* What you need to do
Find each line containing the string "object". Copy it.
*** Input for this task ***
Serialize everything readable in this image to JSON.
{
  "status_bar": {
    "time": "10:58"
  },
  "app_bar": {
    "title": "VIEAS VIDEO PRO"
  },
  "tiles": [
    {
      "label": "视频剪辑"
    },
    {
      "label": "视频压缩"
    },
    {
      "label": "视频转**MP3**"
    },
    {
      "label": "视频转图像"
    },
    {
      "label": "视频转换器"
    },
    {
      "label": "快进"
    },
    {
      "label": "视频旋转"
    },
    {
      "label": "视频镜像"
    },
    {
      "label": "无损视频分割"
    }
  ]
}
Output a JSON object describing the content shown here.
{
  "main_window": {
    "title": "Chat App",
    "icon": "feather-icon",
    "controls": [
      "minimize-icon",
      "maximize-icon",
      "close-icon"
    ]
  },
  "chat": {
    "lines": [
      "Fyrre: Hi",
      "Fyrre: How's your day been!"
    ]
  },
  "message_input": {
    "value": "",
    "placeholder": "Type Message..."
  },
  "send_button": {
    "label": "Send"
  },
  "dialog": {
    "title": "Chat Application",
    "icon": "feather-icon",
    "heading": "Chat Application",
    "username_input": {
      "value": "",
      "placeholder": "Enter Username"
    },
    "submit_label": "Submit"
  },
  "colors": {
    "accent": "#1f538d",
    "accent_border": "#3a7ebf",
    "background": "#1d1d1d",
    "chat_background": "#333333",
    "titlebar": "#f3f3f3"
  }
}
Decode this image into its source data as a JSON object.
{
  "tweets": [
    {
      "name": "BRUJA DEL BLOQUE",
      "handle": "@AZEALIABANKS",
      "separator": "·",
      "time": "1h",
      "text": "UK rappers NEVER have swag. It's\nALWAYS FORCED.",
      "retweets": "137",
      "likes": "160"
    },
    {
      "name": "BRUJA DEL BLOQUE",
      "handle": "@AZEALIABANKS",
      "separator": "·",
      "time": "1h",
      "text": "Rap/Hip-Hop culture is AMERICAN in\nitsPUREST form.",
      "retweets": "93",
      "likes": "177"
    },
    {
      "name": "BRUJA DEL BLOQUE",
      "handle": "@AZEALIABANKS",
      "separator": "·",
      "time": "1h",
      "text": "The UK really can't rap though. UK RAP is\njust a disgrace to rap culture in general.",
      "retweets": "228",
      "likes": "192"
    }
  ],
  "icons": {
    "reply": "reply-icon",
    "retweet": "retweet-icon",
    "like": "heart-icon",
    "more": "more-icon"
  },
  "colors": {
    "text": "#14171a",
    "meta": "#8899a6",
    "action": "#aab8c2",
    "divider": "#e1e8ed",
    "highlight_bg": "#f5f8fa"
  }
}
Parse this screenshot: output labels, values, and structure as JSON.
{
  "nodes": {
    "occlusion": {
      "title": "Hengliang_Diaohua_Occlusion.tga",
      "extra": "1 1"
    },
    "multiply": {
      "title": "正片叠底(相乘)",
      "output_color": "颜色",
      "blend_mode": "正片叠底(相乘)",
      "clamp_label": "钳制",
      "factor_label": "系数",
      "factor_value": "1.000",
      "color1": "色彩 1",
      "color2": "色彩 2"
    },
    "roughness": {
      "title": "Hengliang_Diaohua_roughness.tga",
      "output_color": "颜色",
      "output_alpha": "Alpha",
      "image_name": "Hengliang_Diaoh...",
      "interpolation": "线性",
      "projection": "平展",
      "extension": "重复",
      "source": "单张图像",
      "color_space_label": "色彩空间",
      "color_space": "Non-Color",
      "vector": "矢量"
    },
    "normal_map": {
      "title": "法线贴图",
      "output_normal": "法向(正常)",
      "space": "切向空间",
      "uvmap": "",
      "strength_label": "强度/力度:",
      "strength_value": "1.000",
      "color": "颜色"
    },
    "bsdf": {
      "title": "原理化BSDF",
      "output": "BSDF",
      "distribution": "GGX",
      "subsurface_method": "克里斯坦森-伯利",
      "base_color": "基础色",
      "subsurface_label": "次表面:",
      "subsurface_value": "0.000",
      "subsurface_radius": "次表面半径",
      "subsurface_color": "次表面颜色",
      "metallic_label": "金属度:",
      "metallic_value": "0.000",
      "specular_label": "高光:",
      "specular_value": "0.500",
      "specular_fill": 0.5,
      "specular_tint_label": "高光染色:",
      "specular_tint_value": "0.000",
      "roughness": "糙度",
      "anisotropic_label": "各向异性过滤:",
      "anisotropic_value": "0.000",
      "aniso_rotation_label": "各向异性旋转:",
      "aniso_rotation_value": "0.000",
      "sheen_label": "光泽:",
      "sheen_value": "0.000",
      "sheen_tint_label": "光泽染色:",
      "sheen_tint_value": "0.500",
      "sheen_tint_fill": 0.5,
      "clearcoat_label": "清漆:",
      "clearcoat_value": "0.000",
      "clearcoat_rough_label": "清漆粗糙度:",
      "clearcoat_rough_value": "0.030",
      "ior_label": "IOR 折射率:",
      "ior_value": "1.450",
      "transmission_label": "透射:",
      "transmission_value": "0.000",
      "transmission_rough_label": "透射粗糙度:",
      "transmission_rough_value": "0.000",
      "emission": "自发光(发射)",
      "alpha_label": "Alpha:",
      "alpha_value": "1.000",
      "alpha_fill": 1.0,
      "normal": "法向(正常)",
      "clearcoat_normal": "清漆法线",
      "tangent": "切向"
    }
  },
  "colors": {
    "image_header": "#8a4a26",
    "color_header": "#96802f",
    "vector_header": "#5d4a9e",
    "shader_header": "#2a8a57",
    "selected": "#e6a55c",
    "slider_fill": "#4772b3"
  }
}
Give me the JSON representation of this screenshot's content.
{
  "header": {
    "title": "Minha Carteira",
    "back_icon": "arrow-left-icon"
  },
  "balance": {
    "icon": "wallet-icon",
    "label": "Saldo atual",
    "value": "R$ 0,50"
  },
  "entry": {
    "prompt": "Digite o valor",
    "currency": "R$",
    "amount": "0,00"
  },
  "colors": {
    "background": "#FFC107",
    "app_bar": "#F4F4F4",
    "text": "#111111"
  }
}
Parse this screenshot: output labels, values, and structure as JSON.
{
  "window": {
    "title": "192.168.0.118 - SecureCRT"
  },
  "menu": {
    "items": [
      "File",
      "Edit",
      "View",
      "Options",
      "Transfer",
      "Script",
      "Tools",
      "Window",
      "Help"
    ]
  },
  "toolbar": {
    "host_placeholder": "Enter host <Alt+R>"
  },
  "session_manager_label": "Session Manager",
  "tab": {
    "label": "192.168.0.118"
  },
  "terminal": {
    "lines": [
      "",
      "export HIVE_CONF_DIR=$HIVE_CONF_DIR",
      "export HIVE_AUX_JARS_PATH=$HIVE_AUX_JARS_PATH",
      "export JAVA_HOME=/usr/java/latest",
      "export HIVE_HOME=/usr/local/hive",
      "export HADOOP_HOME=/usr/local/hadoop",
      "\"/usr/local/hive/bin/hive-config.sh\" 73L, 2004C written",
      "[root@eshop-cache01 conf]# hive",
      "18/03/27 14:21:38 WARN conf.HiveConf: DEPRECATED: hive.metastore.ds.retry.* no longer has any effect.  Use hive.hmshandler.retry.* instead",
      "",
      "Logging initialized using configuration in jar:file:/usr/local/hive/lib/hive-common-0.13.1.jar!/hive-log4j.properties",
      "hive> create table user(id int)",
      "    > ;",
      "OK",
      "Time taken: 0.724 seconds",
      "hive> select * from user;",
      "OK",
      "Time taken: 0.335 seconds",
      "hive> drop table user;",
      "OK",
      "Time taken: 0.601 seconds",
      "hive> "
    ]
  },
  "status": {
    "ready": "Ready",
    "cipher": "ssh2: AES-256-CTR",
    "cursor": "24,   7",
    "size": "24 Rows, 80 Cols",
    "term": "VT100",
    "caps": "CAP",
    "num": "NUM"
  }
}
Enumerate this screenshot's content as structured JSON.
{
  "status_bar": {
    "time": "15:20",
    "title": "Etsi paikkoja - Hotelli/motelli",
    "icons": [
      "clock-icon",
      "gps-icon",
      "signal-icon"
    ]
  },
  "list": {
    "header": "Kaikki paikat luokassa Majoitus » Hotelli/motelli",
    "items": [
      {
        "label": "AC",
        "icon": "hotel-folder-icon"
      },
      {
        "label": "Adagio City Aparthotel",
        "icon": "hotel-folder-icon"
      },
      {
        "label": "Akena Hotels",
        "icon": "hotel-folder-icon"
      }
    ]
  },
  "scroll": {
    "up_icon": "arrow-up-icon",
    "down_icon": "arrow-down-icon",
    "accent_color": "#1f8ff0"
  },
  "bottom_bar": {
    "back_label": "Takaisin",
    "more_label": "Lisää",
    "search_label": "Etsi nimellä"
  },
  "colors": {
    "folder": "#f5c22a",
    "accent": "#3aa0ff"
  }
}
***
* Solution to the exercise
Output a JSON object describing the content shown here.
Decode this image into its source data as a JSON object.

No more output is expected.